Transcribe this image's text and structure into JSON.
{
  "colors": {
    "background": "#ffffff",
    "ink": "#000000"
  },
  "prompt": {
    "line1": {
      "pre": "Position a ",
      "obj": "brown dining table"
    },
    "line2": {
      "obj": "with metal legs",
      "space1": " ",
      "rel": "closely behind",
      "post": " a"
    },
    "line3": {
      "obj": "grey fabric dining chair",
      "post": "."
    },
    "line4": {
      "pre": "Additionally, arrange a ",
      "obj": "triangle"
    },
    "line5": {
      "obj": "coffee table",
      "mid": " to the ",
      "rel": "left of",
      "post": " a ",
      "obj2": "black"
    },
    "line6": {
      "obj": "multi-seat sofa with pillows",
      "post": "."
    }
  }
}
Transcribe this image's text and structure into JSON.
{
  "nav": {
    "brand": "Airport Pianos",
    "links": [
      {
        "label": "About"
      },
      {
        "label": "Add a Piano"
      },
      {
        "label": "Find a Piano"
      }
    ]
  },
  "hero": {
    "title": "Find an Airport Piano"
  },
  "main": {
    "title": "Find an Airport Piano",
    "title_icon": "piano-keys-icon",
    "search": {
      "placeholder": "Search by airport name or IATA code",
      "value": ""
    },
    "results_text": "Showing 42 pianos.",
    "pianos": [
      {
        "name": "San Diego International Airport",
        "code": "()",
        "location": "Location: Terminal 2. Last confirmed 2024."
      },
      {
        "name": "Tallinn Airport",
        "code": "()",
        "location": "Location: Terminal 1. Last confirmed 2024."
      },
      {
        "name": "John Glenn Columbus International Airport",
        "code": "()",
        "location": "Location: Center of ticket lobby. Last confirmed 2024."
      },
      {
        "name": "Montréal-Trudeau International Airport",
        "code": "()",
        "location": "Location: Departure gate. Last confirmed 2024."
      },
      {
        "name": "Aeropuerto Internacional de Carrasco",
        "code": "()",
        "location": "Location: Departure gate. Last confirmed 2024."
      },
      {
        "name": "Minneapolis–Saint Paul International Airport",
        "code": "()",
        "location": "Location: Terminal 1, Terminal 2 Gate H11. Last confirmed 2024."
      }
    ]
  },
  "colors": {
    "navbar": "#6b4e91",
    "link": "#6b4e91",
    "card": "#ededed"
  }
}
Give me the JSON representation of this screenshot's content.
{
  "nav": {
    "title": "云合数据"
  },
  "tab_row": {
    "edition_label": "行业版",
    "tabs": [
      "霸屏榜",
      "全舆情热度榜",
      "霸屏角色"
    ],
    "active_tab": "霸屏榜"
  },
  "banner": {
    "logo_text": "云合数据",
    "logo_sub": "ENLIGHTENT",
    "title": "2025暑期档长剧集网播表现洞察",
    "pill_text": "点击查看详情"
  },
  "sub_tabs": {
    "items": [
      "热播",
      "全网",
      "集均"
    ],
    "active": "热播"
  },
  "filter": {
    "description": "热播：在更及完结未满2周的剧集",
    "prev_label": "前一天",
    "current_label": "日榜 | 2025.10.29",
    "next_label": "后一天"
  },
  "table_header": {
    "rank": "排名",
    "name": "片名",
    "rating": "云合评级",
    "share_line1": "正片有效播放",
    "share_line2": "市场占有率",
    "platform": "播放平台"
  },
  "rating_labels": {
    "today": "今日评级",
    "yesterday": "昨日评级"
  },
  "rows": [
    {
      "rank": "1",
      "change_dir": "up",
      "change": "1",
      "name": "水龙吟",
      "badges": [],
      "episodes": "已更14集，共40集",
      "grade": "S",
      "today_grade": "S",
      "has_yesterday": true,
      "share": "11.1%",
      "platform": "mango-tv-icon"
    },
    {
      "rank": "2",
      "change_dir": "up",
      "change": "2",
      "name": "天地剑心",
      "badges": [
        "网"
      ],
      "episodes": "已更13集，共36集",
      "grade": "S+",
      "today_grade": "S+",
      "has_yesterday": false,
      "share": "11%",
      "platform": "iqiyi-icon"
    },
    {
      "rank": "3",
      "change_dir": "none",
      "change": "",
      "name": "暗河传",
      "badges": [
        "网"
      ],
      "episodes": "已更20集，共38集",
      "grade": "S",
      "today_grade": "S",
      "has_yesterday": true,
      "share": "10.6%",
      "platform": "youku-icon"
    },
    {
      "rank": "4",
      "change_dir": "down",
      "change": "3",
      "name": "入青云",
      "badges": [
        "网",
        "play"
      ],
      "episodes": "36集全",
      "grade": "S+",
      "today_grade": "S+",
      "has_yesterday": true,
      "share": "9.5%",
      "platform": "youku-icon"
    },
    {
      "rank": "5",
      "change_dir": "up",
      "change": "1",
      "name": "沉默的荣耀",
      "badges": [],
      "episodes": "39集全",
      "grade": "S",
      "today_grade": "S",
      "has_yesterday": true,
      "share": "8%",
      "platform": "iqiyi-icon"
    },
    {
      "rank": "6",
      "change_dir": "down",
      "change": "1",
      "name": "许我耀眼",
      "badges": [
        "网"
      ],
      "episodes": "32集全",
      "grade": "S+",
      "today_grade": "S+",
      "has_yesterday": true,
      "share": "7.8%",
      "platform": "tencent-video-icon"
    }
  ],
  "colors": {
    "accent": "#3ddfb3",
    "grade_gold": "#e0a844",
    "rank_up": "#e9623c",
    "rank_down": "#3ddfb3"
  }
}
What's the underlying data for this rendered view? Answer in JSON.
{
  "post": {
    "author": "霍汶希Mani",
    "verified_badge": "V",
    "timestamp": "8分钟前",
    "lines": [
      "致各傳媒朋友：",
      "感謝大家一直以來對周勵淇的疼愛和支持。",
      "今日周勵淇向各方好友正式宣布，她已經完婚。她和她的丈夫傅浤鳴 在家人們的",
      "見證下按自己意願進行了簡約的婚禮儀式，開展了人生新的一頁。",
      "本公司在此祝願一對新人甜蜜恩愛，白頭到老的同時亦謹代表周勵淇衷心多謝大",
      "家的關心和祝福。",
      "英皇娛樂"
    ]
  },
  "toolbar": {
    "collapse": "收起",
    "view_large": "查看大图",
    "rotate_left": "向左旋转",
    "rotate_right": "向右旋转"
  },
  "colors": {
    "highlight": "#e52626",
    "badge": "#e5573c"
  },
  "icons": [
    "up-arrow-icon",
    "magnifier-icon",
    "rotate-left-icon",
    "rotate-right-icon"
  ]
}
____
## Exercise aim
Of the lines above, copy each that contains "International".

## Result of the task
        "name": "San Diego International Airport",
        "name": "John Glenn Columbus International Airport",
        "name": "Montréal-Trudeau International Airport",
        "name": "Minneapolis–Saint Paul International Airport",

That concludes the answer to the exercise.